**Source**
****************************************
Get categories common to all Treants in collection.

Returns:Categories common to all members.
Return type:dict
any

Get categories present among at least one Treant in collection.

Returns:All unique Categories among members.
Return type:dict
clear()

Remove all categories from all Treants in collection.

groupby(keys)

Return groupings of Treants based on values of Categories.

If a single category is specified by keys (keys is neither a list nor a set of category names), returns a dict of Bundles whose (new) keys are the values of the category specified by keys; the corresponding Bundles are groupings of members in the collection having the same category values (for the category specied by keys).

If keys is a list of keys, returns a dict of Bundles whose (new) keys are tuples of category values. The corresponding Bundles contain the members in the collection that have the same set of category values (for the categories specified by keys); members in each Bundle will have all of the category values specified by the tuple for that Bundle’s key.

Parameters:keys (str, list) – Valid key(s) of categories in this collection.
Returns:Bundles of members by category values.
Return type:dict
keys(scope='all')

Get the keys present among Treants in collection.
****************************************
**Data provided**
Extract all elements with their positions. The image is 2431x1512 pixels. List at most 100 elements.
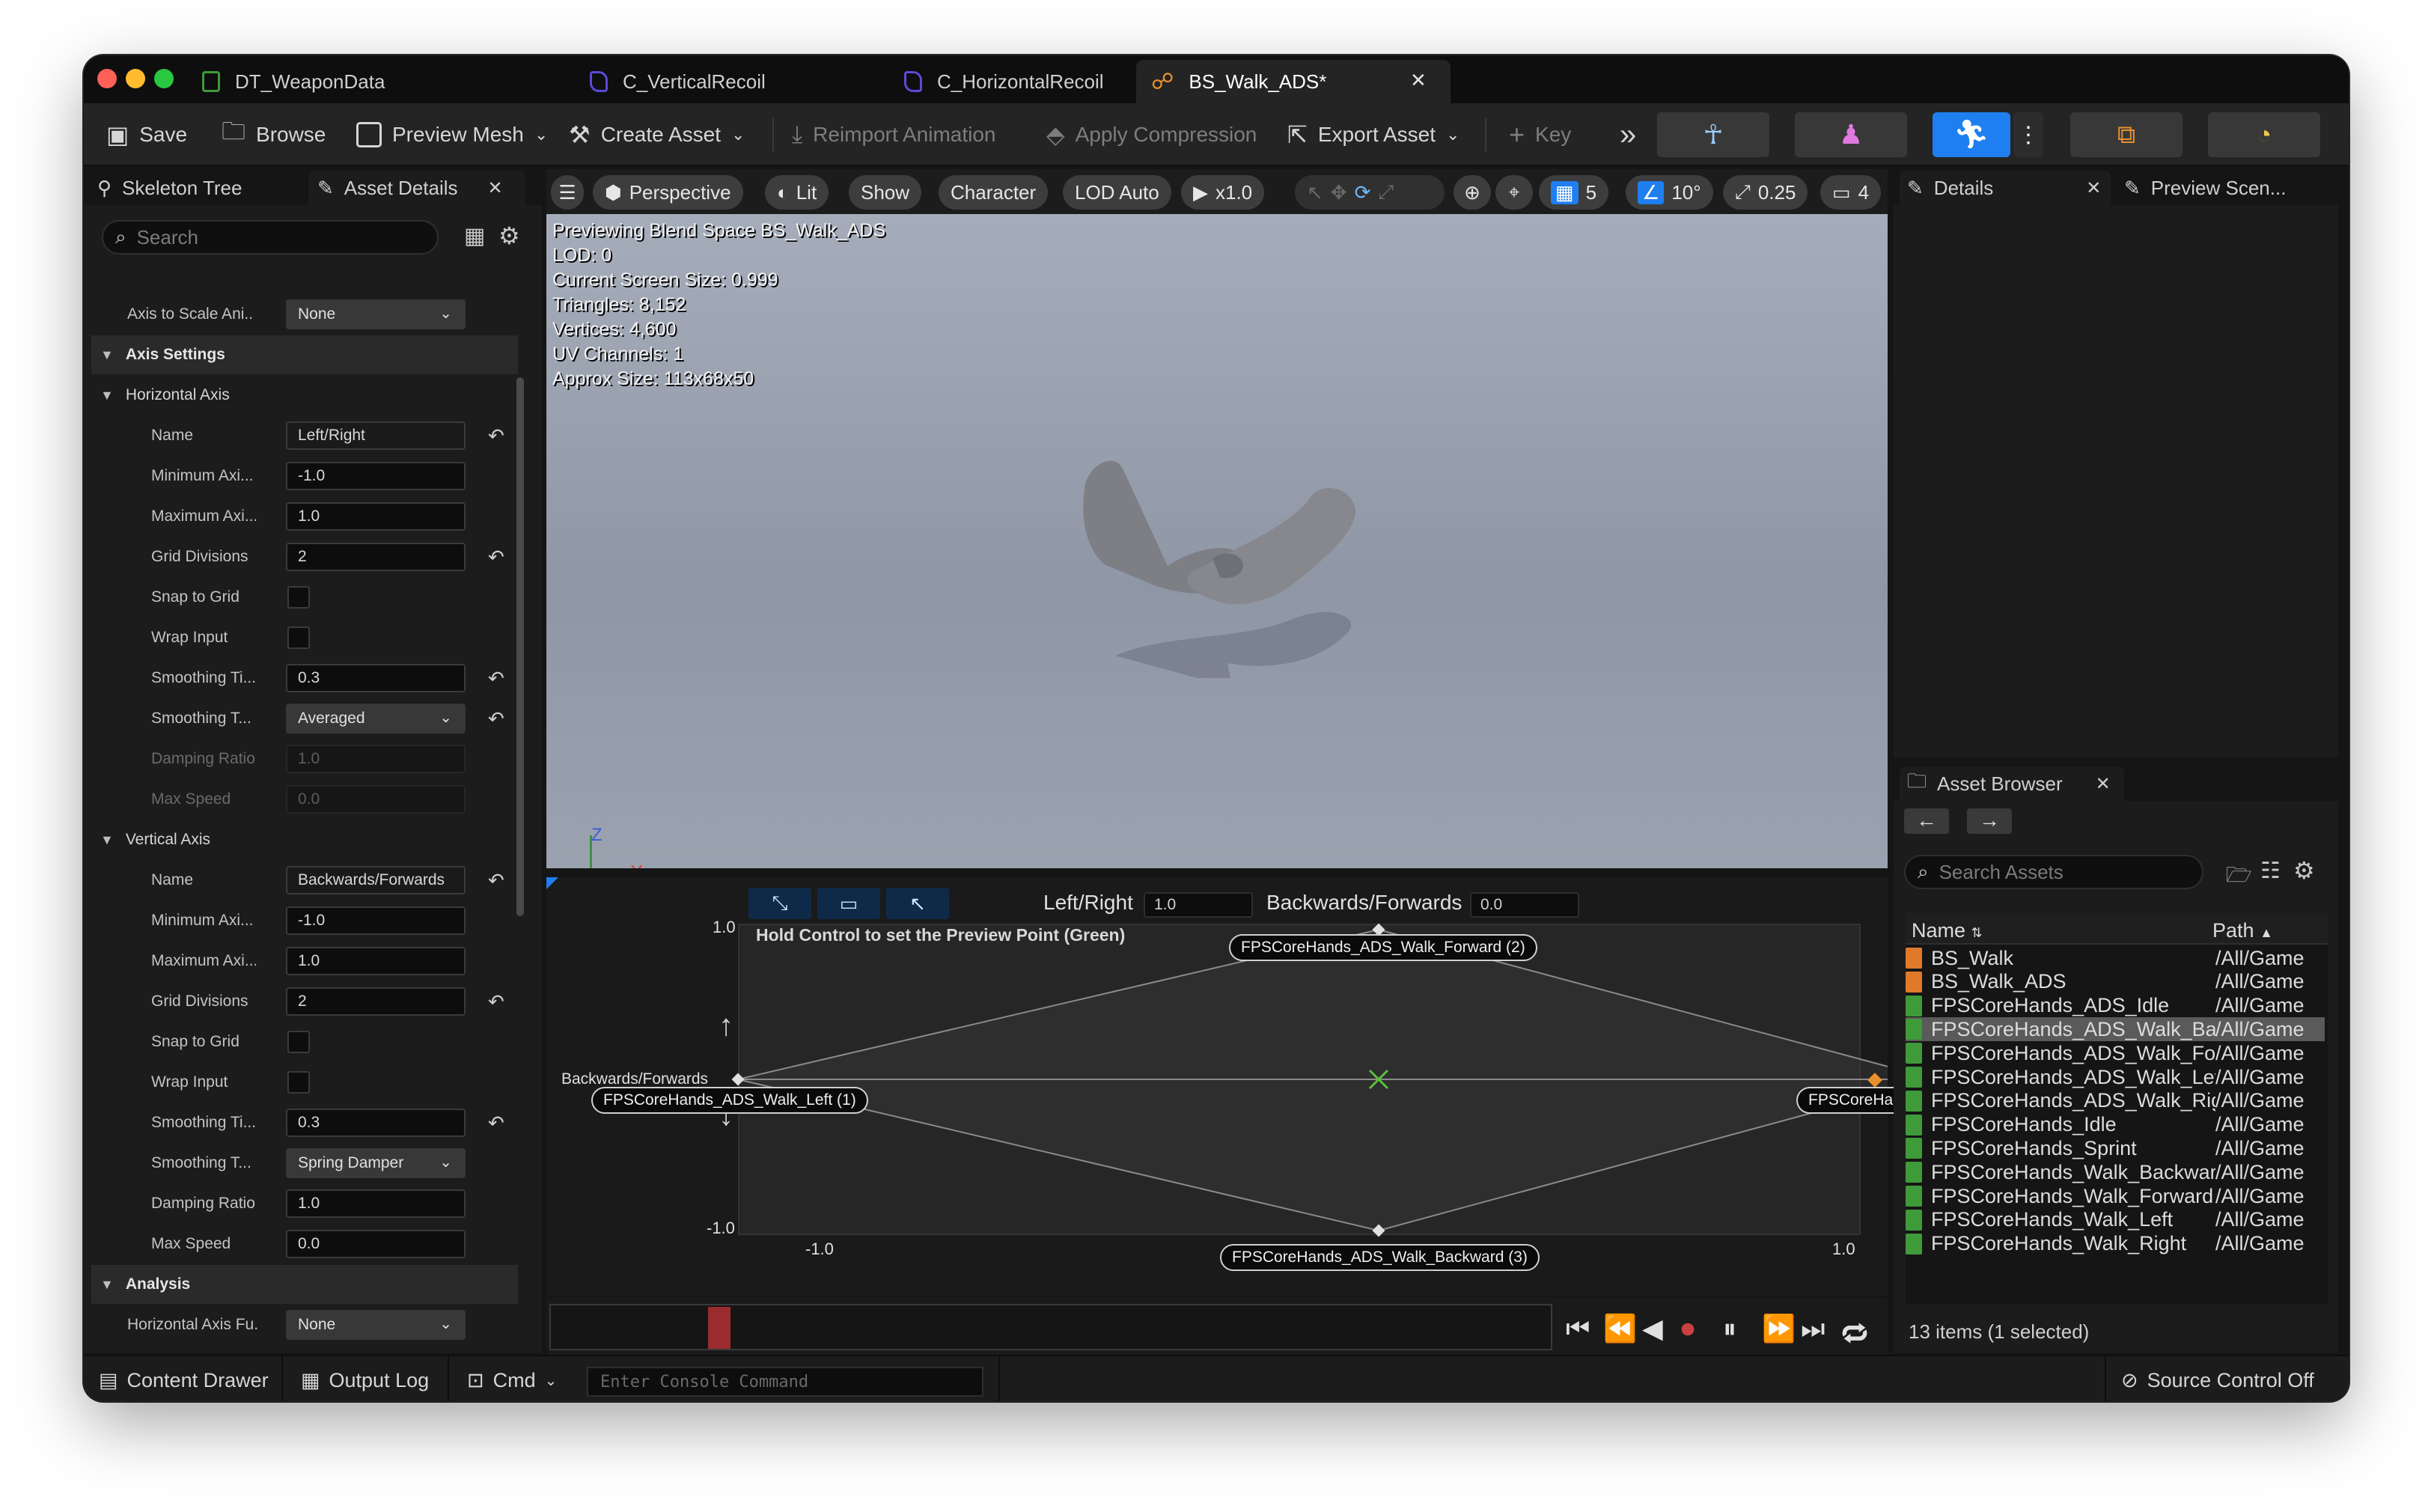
****************************************
**Required task 1**
Answer these questions about the Treant categories documentation:
(a) What does clear() remove?
(b) When groupby is given a list of keys, what are the new keys of the dict it returns?
(c) What is the default value of scope in keys()?
**Required task 2**
Carry on the Treant categories documentation after its last sentence.
The data has no connection to the text on Treant categories.

**Answer 1**
(a) All categories from all Treants in the collection.
(b) Tuples of category values.
(c) 'all'

**Answer 2**
Parameters:scope ({'all', 'any'}) – Keys to return. ‘all’ will return only keys found within all Treants in the collection, while ‘any’ will return keys found within at least one Treant in the collection.
Returns:keys – Present keys.
Return type:list
remove(*categories)

Remove categories from Treant.

Any number of categories (keys) can be given as arguments, and these keys (with their values) will be deleted.

Parameters:categories (str) – Categories to delete.
values(scope='all')

Get the category values for all Treants in collection.

Parameters:scope ({'all', 'any'}) – Keys to return. ‘all’ will return only keys found within all Treants in the collection, while ‘any’ will return keys found within at least one Treant in the collection.
Returns:values – A list of values for each Treant in the collection is returned for each key within the given scope. The value lists are given in the same order as the keys from AggCategories.keys.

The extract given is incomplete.